EXERCISE TASK> Write out the whole listing again, exactly as given.

DATA LINES>
::::::
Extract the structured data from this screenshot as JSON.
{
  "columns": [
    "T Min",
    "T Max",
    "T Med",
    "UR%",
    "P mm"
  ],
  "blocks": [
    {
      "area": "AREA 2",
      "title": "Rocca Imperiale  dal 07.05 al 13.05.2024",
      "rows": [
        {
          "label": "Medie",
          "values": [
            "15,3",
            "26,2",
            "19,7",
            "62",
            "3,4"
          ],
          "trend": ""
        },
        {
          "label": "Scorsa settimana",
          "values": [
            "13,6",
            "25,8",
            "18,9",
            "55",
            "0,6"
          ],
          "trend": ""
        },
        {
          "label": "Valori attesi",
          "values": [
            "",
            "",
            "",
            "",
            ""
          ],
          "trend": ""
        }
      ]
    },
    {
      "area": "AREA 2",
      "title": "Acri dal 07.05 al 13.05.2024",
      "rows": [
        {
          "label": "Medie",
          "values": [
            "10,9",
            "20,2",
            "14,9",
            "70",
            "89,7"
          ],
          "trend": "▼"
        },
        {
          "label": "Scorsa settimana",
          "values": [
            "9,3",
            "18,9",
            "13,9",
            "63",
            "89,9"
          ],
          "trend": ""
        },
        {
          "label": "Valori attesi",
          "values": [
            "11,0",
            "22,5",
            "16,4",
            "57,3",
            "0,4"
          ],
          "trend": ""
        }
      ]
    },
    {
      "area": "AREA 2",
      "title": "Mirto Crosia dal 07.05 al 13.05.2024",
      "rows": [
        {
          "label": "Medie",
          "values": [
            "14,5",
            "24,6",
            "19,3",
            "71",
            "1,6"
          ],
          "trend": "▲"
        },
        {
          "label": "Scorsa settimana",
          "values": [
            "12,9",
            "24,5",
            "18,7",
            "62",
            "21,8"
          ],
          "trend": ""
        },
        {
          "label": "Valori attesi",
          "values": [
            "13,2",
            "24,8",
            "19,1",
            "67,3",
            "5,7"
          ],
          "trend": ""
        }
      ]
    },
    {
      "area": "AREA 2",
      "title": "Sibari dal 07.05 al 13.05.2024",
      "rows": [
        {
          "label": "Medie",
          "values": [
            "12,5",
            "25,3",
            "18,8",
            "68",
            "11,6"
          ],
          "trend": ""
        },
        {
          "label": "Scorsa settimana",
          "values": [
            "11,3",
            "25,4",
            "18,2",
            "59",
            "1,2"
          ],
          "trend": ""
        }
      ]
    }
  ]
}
::::::
TASK RESULT>
Extract the structured data from this screenshot as JSON.
{
  "columns": [
    "T Min",
    "T Max",
    "T Med",
    "UR%",
    "P mm"
  ],
  "blocks": [
    {
      "area": "AREA 2",
      "title": "Rocca Imperiale  dal 07.05 al 13.05.2024",
      "rows": [
        {
          "label": "Medie",
          "values": [
            "15,3",
            "26,2",
            "19,7",
            "62",
            "3,4"
          ],
          "trend": ""
        },
        {
          "label": "Scorsa settimana",
          "values": [
            "13,6",
            "25,8",
            "18,9",
            "55",
            "0,6"
          ],
          "trend": ""
        },
        {
          "label": "Valori attesi",
          "values": [
            "",
            "",
            "",
            "",
            ""
          ],
          "trend": ""
        }
      ]
    },
    {
      "area": "AREA 2",
      "title": "Acri dal 07.05 al 13.05.2024",
      "rows": [
        {
          "label": "Medie",
          "values": [
            "10,9",
            "20,2",
            "14,9",
            "70",
            "89,7"
          ],
          "trend": "▼"
        },
        {
          "label": "Scorsa settimana",
          "values": [
            "9,3",
            "18,9",
            "13,9",
            "63",
            "89,9"
          ],
          "trend": ""
        },
        {
          "label": "Valori attesi",
          "values": [
            "11,0",
            "22,5",
            "16,4",
            "57,3",
            "0,4"
          ],
          "trend": ""
        }
      ]
    },
    {
      "area": "AREA 2",
      "title": "Mirto Crosia dal 07.05 al 13.05.2024",
      "rows": [
        {
          "label": "Medie",
          "values": [
            "14,5",
            "24,6",
            "19,3",
            "71",
            "1,6"
          ],
          "trend": "▲"
        },
        {
          "label": "Scorsa settimana",
          "values": [
            "12,9",
            "24,5",
            "18,7",
            "62",
            "21,8"
          ],
          "trend": ""
        },
        {
          "label": "Valori attesi",
          "values": [
            "13,2",
            "24,8",
            "19,1",
            "67,3",
            "5,7"
          ],
          "trend": ""
        }
      ]
    },
    {
      "area": "AREA 2",
      "title": "Sibari dal 07.05 al 13.05.2024",
      "rows": [
        {
          "label": "Medie",
          "values": [
            "12,5",
            "25,3",
            "18,8",
            "68",
            "11,6"
          ],
          "trend": ""
        },
        {
          "label": "Scorsa settimana",
          "values": [
            "11,3",
            "25,4",
            "18,2",
            "59",
            "1,2"
          ],
          "trend": ""
        }
      ]
    }
  ]
}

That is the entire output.